Repeat all of the data precisely.

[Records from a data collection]
______________________________
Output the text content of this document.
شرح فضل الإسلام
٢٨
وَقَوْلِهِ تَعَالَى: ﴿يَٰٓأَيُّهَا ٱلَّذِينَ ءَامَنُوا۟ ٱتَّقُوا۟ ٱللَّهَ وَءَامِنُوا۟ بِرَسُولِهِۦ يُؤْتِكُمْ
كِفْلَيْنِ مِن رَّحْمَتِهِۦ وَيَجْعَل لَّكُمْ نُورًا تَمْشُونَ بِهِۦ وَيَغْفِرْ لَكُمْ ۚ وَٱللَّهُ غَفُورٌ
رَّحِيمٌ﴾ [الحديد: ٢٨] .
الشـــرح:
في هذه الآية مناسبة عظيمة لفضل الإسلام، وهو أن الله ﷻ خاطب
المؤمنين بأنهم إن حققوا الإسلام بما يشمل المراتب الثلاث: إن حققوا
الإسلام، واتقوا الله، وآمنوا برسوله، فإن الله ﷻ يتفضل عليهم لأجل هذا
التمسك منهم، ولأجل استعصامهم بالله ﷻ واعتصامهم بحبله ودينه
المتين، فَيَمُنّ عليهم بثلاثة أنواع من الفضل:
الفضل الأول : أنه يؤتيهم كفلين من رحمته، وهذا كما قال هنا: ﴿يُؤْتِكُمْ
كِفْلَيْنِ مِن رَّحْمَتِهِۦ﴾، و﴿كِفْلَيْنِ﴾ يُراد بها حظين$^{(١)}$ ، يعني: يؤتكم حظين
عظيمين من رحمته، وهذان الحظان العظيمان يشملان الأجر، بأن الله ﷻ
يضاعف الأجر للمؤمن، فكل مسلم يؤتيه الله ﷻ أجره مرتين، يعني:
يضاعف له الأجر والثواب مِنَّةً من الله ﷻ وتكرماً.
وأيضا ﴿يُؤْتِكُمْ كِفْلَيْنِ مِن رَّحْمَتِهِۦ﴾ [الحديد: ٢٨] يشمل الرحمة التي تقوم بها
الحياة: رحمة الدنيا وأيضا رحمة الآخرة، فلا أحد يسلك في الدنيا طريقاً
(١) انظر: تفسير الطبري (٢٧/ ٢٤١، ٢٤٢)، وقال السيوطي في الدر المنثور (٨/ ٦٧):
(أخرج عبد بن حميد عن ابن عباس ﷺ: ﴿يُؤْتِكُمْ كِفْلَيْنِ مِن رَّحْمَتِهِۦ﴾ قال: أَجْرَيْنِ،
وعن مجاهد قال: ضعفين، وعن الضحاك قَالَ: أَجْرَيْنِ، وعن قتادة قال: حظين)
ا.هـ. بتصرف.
______________________________
▶ [Answer to the task]
Output the text content of this document.
شرح فضل الإسلام
٢٨
وَقَوْلِهِ تَعَالَى: ﴿يَٰٓأَيُّهَا ٱلَّذِينَ ءَامَنُوا۟ ٱتَّقُوا۟ ٱللَّهَ وَءَامِنُوا۟ بِرَسُولِهِۦ يُؤْتِكُمْ
كِفْلَيْنِ مِن رَّحْمَتِهِۦ وَيَجْعَل لَّكُمْ نُورًا تَمْشُونَ بِهِۦ وَيَغْفِرْ لَكُمْ ۚ وَٱللَّهُ غَفُورٌ
رَّحِيمٌ﴾ [الحديد: ٢٨] .
الشـــرح:
في هذه الآية مناسبة عظيمة لفضل الإسلام، وهو أن الله ﷻ خاطب
المؤمنين بأنهم إن حققوا الإسلام بما يشمل المراتب الثلاث: إن حققوا
الإسلام، واتقوا الله، وآمنوا برسوله، فإن الله ﷻ يتفضل عليهم لأجل هذا
التمسك منهم، ولأجل استعصامهم بالله ﷻ واعتصامهم بحبله ودينه
المتين، فَيَمُنّ عليهم بثلاثة أنواع من الفضل:
الفضل الأول : أنه يؤتيهم كفلين من رحمته، وهذا كما قال هنا: ﴿يُؤْتِكُمْ
كِفْلَيْنِ مِن رَّحْمَتِهِۦ﴾، و﴿كِفْلَيْنِ﴾ يُراد بها حظين$^{(١)}$ ، يعني: يؤتكم حظين
عظيمين من رحمته، وهذان الحظان العظيمان يشملان الأجر، بأن الله ﷻ
يضاعف الأجر للمؤمن، فكل مسلم يؤتيه الله ﷻ أجره مرتين، يعني:
يضاعف له الأجر والثواب مِنَّةً من الله ﷻ وتكرماً.
وأيضا ﴿يُؤْتِكُمْ كِفْلَيْنِ مِن رَّحْمَتِهِۦ﴾ [الحديد: ٢٨] يشمل الرحمة التي تقوم بها
الحياة: رحمة الدنيا وأيضا رحمة الآخرة، فلا أحد يسلك في الدنيا طريقاً
(١) انظر: تفسير الطبري (٢٧/ ٢٤١، ٢٤٢)، وقال السيوطي في الدر المنثور (٨/ ٦٧):
(أخرج عبد بن حميد عن ابن عباس ﷺ: ﴿يُؤْتِكُمْ كِفْلَيْنِ مِن رَّحْمَتِهِۦ﴾ قال: أَجْرَيْنِ،
وعن مجاهد قال: ضعفين، وعن الضحاك قَالَ: أَجْرَيْنِ، وعن قتادة قال: حظين)
ا.هـ. بتصرف.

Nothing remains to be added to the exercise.